• **Objective**:
Return every line below in which "name" appears.

• **Records for the task**:
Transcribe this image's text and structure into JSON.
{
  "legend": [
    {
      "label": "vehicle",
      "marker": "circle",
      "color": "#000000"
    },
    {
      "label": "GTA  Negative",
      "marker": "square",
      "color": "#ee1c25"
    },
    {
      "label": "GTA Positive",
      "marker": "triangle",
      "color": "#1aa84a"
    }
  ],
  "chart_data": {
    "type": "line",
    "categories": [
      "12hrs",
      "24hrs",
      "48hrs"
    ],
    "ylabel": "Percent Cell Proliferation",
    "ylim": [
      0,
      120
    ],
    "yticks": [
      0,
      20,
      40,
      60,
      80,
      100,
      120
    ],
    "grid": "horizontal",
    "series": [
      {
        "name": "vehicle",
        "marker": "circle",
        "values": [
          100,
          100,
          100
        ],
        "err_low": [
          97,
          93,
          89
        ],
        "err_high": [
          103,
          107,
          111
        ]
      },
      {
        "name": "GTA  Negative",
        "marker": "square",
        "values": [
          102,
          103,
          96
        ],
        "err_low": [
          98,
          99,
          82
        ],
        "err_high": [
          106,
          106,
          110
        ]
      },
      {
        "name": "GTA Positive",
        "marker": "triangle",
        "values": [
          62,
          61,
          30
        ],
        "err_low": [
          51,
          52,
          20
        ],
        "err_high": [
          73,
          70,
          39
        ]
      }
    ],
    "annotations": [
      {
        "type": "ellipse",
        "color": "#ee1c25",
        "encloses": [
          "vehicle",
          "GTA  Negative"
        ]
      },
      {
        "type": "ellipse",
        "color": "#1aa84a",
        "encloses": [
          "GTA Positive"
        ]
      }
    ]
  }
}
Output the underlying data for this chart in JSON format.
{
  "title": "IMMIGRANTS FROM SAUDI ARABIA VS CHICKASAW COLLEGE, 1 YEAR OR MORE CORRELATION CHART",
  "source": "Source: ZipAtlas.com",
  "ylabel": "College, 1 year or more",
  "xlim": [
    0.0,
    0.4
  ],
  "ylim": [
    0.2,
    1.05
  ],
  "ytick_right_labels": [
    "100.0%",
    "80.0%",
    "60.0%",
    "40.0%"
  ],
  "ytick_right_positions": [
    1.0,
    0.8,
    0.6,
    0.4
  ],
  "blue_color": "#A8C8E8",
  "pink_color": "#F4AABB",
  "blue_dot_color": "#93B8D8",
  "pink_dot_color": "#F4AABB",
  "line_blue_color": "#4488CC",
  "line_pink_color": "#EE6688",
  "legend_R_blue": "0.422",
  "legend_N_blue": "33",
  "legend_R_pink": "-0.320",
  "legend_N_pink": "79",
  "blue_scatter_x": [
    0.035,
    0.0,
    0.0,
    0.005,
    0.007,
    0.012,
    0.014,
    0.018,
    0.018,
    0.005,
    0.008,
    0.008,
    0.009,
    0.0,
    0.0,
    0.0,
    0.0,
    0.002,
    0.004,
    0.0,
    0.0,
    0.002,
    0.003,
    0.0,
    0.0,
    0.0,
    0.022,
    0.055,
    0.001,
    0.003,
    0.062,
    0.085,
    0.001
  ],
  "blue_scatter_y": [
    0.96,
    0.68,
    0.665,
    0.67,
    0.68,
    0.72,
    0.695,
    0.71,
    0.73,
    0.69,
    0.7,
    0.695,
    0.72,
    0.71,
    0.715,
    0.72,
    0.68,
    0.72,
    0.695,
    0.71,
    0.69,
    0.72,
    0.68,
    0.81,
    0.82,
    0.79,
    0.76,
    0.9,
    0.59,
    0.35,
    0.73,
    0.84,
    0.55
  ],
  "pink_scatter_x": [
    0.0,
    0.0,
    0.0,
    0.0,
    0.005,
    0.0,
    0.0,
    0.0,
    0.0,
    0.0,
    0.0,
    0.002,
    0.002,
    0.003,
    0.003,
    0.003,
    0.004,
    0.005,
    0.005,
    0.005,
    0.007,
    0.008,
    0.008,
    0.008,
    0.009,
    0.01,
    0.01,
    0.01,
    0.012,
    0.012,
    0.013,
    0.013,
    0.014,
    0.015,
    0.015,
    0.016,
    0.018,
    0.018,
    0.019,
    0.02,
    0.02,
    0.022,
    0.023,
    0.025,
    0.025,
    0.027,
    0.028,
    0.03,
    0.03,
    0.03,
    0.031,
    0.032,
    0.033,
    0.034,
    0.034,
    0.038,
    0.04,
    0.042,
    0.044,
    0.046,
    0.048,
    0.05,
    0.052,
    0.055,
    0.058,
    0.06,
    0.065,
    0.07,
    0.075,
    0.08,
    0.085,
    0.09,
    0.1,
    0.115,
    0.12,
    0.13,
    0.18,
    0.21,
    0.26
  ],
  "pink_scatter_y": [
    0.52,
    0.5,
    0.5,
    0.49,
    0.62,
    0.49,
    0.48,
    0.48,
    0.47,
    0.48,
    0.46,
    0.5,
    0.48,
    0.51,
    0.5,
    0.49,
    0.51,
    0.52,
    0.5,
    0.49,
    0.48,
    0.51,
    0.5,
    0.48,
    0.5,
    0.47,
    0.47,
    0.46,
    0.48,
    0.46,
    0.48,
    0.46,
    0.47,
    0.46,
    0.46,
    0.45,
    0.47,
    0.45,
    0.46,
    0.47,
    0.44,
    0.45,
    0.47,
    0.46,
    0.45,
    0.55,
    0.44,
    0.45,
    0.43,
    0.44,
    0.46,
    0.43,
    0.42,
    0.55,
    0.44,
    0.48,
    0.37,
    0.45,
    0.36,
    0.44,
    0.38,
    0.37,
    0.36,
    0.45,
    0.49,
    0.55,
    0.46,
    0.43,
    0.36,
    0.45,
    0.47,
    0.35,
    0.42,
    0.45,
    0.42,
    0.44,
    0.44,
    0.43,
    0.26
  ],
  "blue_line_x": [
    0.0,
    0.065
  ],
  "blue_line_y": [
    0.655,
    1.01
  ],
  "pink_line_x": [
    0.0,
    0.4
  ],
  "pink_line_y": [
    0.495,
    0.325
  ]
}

• **Task output**:
        "name": "vehicle",
        "name": "GTA  Negative",
        "name": "GTA Positive",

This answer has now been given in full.